▸ **What you will do**
Copy the listing below in full and skip every picture.

═══ Dataset extract

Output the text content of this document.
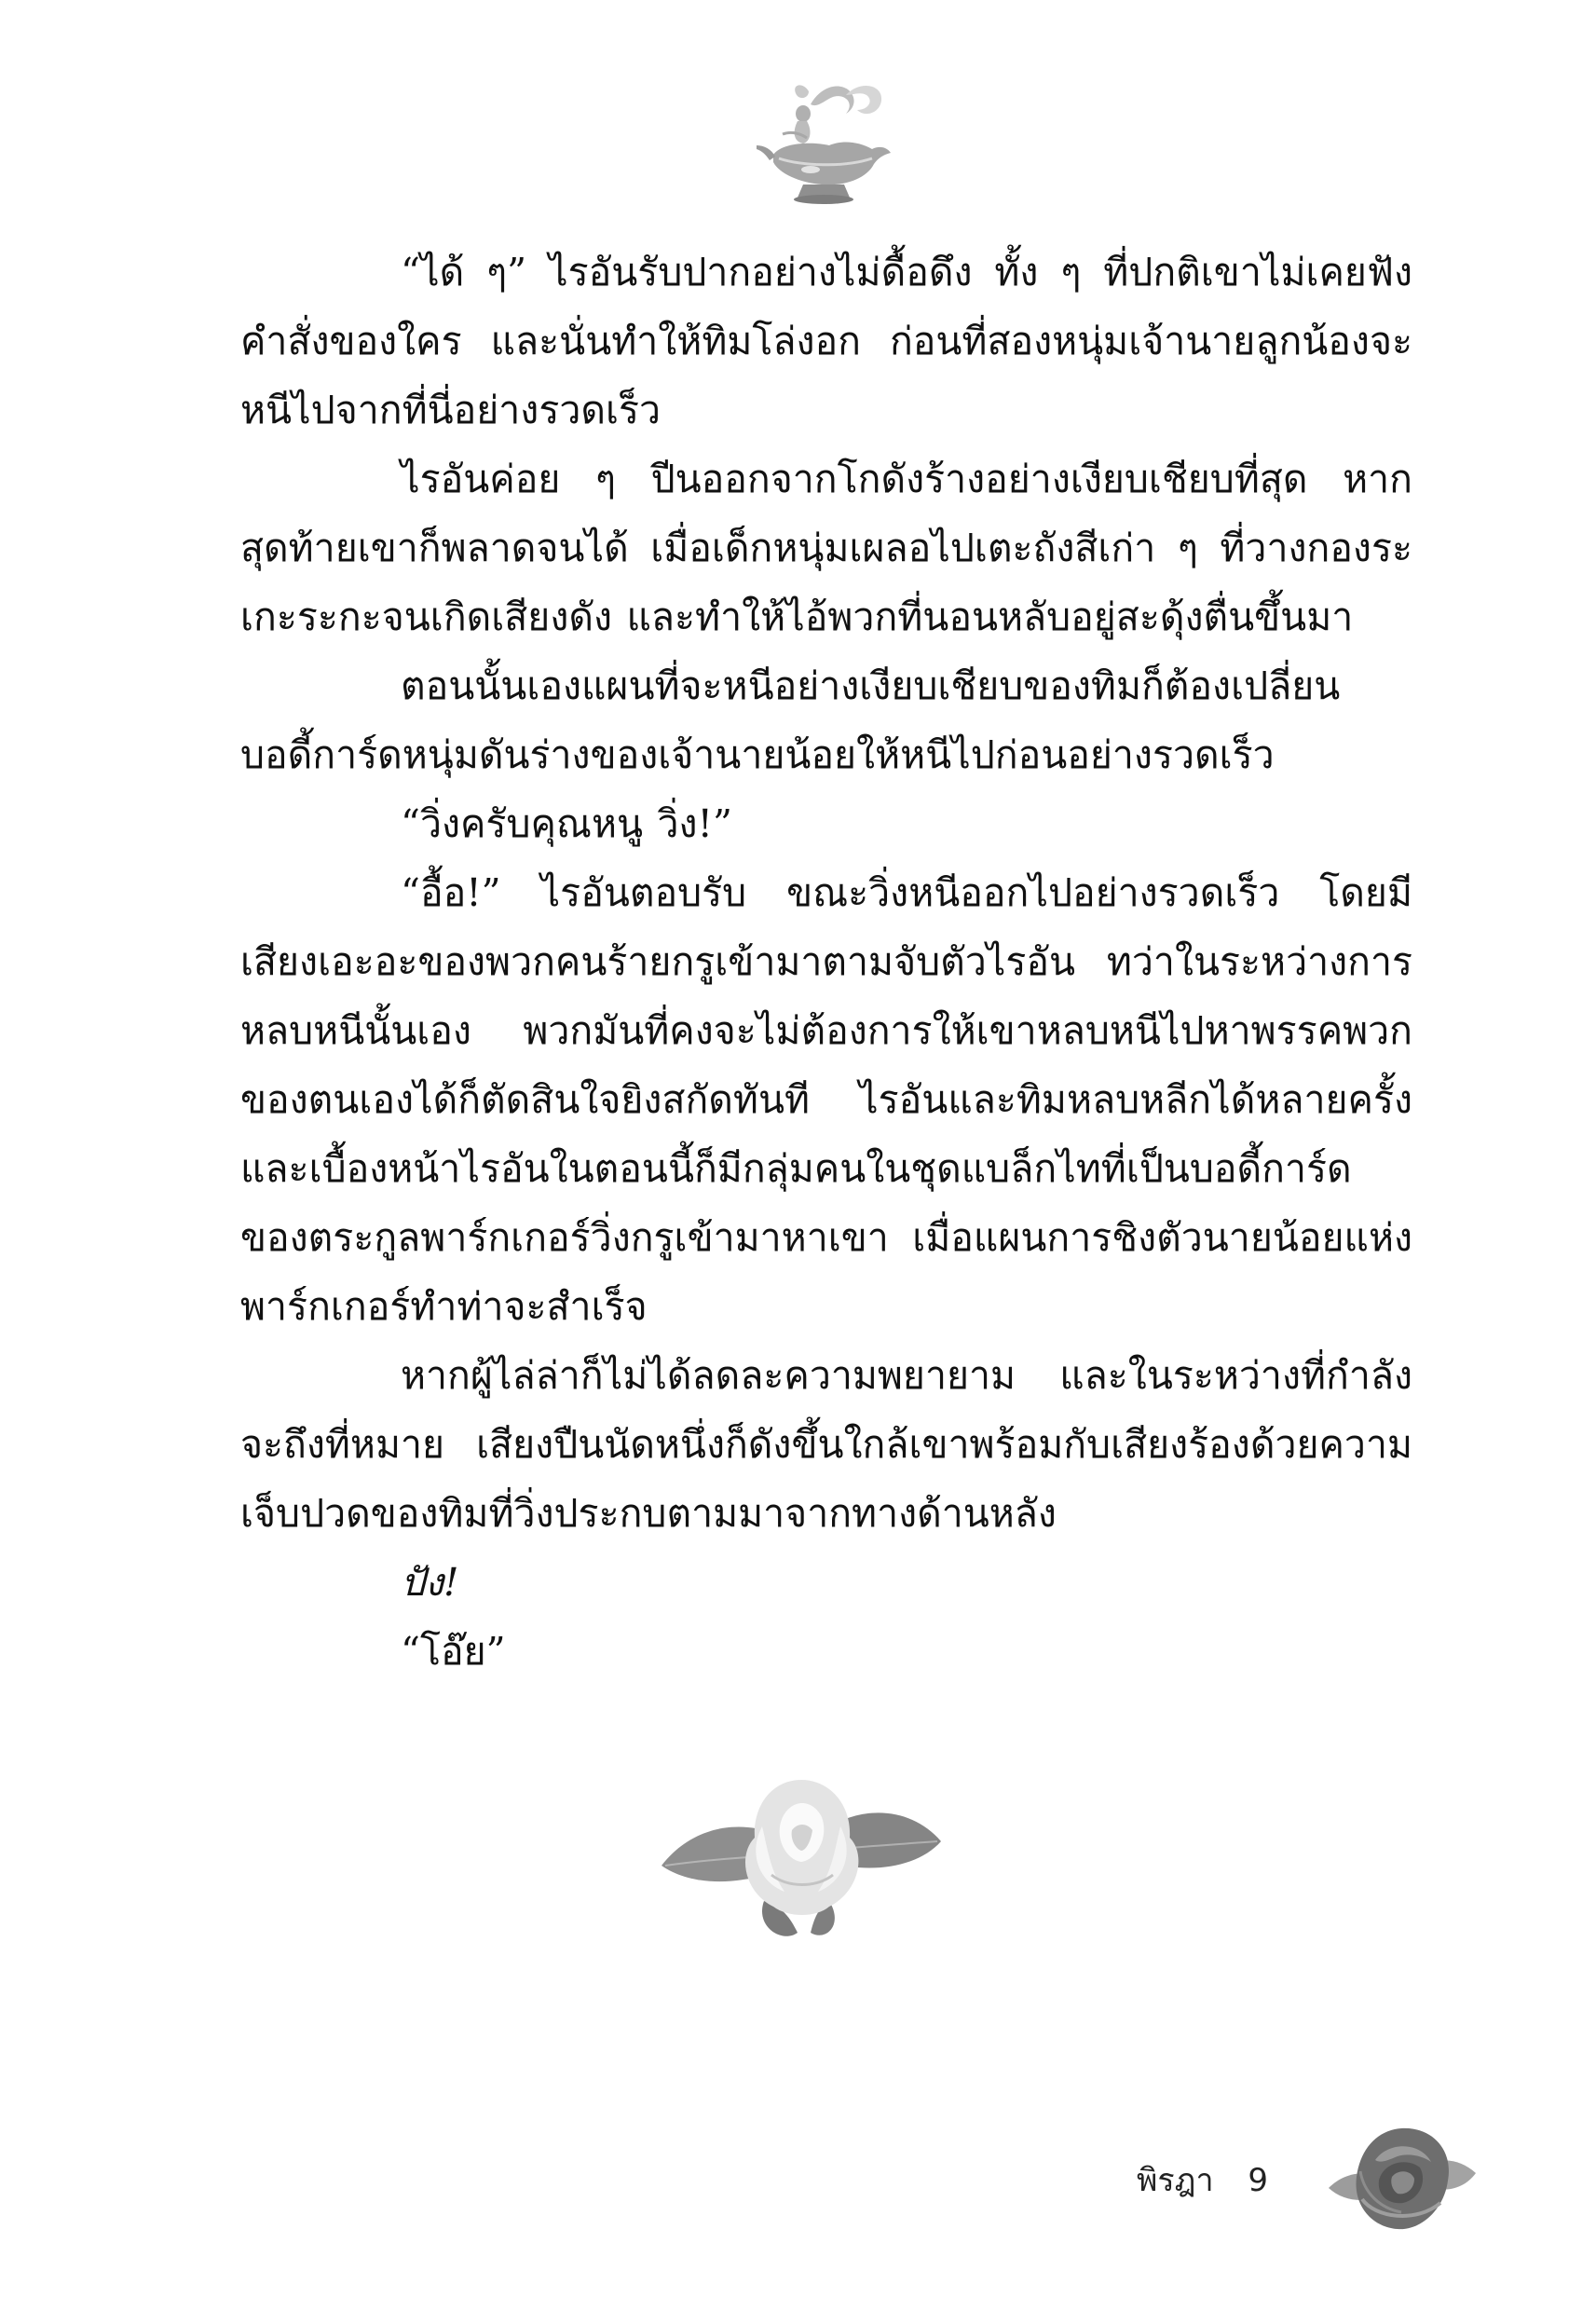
“ได้ ๆ” ไรอันรับปากอย่างไม่ดื้อดึง ทั้ง ๆ ที่ปกติเขาไม่เคยฟังคำสั่งของใคร และนั่นทำให้ทิมโล่งอก ก่อนที่สองหนุ่มเจ้านายลูกน้องจะหนีไปจากที่นี่อย่างรวดเร็ว

ไรอันค่อย ๆ ปีนออกจากโกดังร้างอย่างเงียบเชียบที่สุด หากสุดท้ายเขาก็พลาดจนได้ เมื่อเด็กหนุ่มเผลอไปเตะถังสีเก่า ๆ ที่วางกองระเกะระกะจนเกิดเสียงดัง และทำให้ไอ้พวกที่นอนหลับอยู่สะดุ้งตื่นขึ้นมา

ตอนนั้นเองแผนที่จะหนีอย่างเงียบเชียบของทิมก็ต้องเปลี่ยน บอดี้การ์ดหนุ่มดันร่างของเจ้านายน้อยให้หนีไปก่อนอย่างรวดเร็ว

“วิ่งครับคุณหนู วิ่ง!”

“อื้อ!” ไรอันตอบรับ ขณะวิ่งหนีออกไปอย่างรวดเร็ว โดยมีเสียงเอะอะของพวกคนร้ายกรูเข้ามาตามจับตัวไรอัน ทว่าในระหว่างการหลบหนีนั้นเอง พวกมันที่คงจะไม่ต้องการให้เขาหลบหนีไปหาพรรคพวกของตนเองได้ก็ตัดสินใจยิงสกัดทันที ไรอันและทิมหลบหลีกได้หลายครั้ง และเบื้องหน้าไรอันในตอนนี้ก็มีกลุ่มคนในชุดแบล็กไทที่เป็นบอดี้การ์ดของตระกูลพาร์กเกอร์วิ่งกรูเข้ามาหาเขา เมื่อแผนการชิงตัวนายน้อยแห่งพาร์กเกอร์ทำท่าจะสำเร็จ

หากผู้ไล่ล่าก็ไม่ได้ลดละความพยายาม และในระหว่างที่กำลังจะถึงที่หมาย เสียงปืนนัดหนึ่งก็ดังขึ้นใกล้เขาพร้อมกับเสียงร้องด้วยความเจ็บปวดของทิมที่วิ่งประกบตามมาจากทางด้านหลัง

ปัง!

“โอ๊ย”

พิรฎา 9
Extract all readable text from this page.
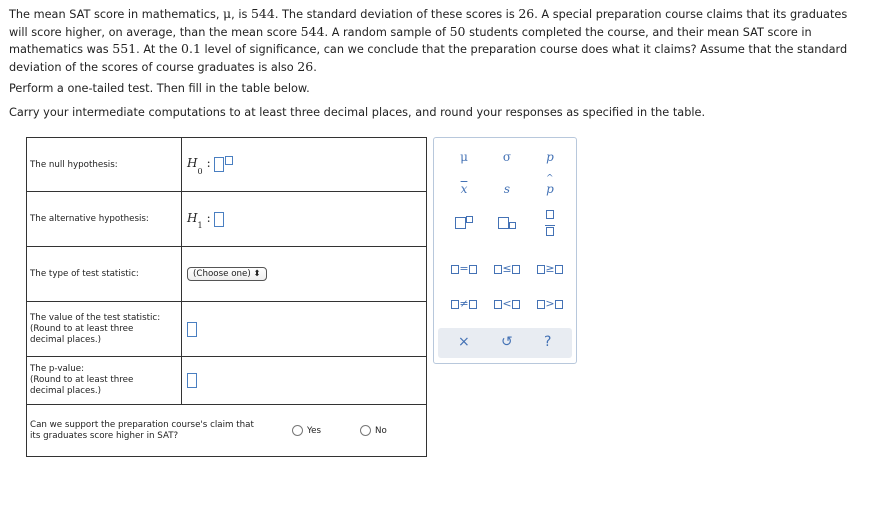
The mean SAT score in mathematics, μ, is 544. The standard deviation of these scores is 26. A special preparation course claims that its graduates will score higher, on average, than the mean score 544. A random sample of 50 students completed the course, and their mean SAT score in mathematics was 551. At the 0.1 level of significance, can we conclude that the preparation course does what it claims? Assume that the standard deviation of the scores of course graduates is also 26.
Perform a one-tailed test. Then fill in the table below.
Carry your intermediate computations to at least three decimal places, and round your responses as specified in the table.
The null hypothesis:	$H_0$:
The alternative hypothesis:	$H_1$:
The type of test statistic:	(Choose one) ⬍

The value of the test statistic:
(Round to at least three
decimal places.)	

The p-value:
(Round to at least three
decimal places.)	

Can we support the preparation course's claim that
its graduates score higher in SAT? Yes No	
μ	σ	p
$\overline{x}$	s
^
p

=	≤	≥
≠	<	>
× ↺ ?
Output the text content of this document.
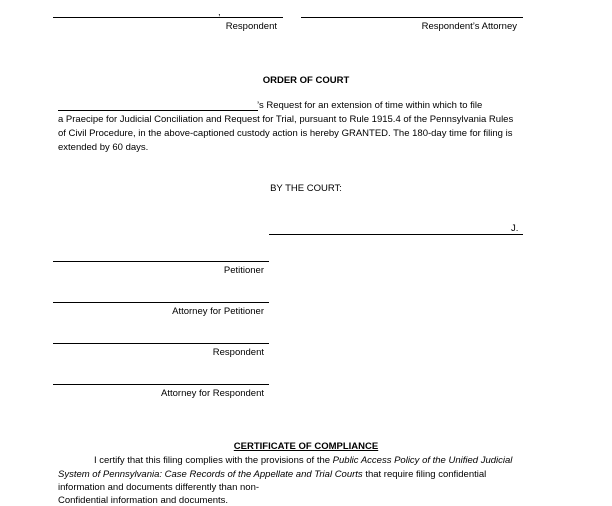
,
Respondent	Respondent’s Attorney
ORDER OF COURT
’s Request for an extension of time within which to file
a Praecipe for Judicial Conciliation and Request for Trial, pursuant to Rule 1915.4 of the Pennsylvania Rules
of Civil Procedure, in the above-captioned custody action is hereby GRANTED. The 180-day time for filing is
extended by 60 days.
BY THE COURT:
J.
Petitioner
Attorney for Petitioner
Respondent
Attorney for Respondent
CERTIFICATE OF COMPLIANCE
I certify that this filing complies with the provisions of the Public Access Policy of the Unified Judicial
System of Pennsylvania: Case Records of the Appellate and Trial Courts that require filing confidential
information and documents differently than non-
Confidential information and documents.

══════

▸ **Result**
Output the text content of this document.
“ได้ ๆ” ไรอันรับปากอย่างไม่ดื้อดึง ทั้ง ๆ ที่ปกติเขาไม่เคยฟังคำสั่งของใคร และนั่นทำให้ทิมโล่งอก ก่อนที่สองหนุ่มเจ้านายลูกน้องจะหนีไปจากที่นี่อย่างรวดเร็ว

ไรอันค่อย ๆ ปีนออกจากโกดังร้างอย่างเงียบเชียบที่สุด หากสุดท้ายเขาก็พลาดจนได้ เมื่อเด็กหนุ่มเผลอไปเตะถังสีเก่า ๆ ที่วางกองระเกะระกะจนเกิดเสียงดัง และทำให้ไอ้พวกที่นอนหลับอยู่สะดุ้งตื่นขึ้นมา

ตอนนั้นเองแผนที่จะหนีอย่างเงียบเชียบของทิมก็ต้องเปลี่ยน บอดี้การ์ดหนุ่มดันร่างของเจ้านายน้อยให้หนีไปก่อนอย่างรวดเร็ว

“วิ่งครับคุณหนู วิ่ง!”

“อื้อ!” ไรอันตอบรับ ขณะวิ่งหนีออกไปอย่างรวดเร็ว โดยมีเสียงเอะอะของพวกคนร้ายกรูเข้ามาตามจับตัวไรอัน ทว่าในระหว่างการหลบหนีนั้นเอง พวกมันที่คงจะไม่ต้องการให้เขาหลบหนีไปหาพรรคพวกของตนเองได้ก็ตัดสินใจยิงสกัดทันที ไรอันและทิมหลบหลีกได้หลายครั้ง และเบื้องหน้าไรอันในตอนนี้ก็มีกลุ่มคนในชุดแบล็กไทที่เป็นบอดี้การ์ดของตระกูลพาร์กเกอร์วิ่งกรูเข้ามาหาเขา เมื่อแผนการชิงตัวนายน้อยแห่งพาร์กเกอร์ทำท่าจะสำเร็จ

หากผู้ไล่ล่าก็ไม่ได้ลดละความพยายาม และในระหว่างที่กำลังจะถึงที่หมาย เสียงปืนนัดหนึ่งก็ดังขึ้นใกล้เขาพร้อมกับเสียงร้องด้วยความเจ็บปวดของทิมที่วิ่งประกบตามมาจากทางด้านหลัง

ปัง!

“โอ๊ย”

พิรฎา 9
Extract all readable text from this page.
The mean SAT score in mathematics, μ, is 544. The standard deviation of these scores is 26. A special preparation course claims that its graduates will score higher, on average, than the mean score 544. A random sample of 50 students completed the course, and their mean SAT score in mathematics was 551. At the 0.1 level of significance, can we conclude that the preparation course does what it claims? Assume that the standard deviation of the scores of course graduates is also 26.
Perform a one-tailed test. Then fill in the table below.
Carry your intermediate computations to at least three decimal places, and round your responses as specified in the table.
The null hypothesis:	$H_0$:
The alternative hypothesis:	$H_1$:
The type of test statistic:	(Choose one) ⬍

The value of the test statistic:
(Round to at least three
decimal places.)	

The p-value:
(Round to at least three
decimal places.)	

Can we support the preparation course's claim that
its graduates score higher in SAT? Yes No	
μ	σ	p
$\overline{x}$	s
^
p

=	≤	≥
≠	<	>
× ↺ ?
Output the text content of this document.
,
Respondent	Respondent’s Attorney
ORDER OF COURT
’s Request for an extension of time within which to file
a Praecipe for Judicial Conciliation and Request for Trial, pursuant to Rule 1915.4 of the Pennsylvania Rules
of Civil Procedure, in the above-captioned custody action is hereby GRANTED. The 180-day time for filing is
extended by 60 days.
BY THE COURT:
J.
Petitioner
Attorney for Petitioner
Respondent
Attorney for Respondent
CERTIFICATE OF COMPLIANCE
I certify that this filing complies with the provisions of the Public Access Policy of the Unified Judicial
System of Pennsylvania: Case Records of the Appellate and Trial Courts that require filing confidential
information and documents differently than non-
Confidential information and documents.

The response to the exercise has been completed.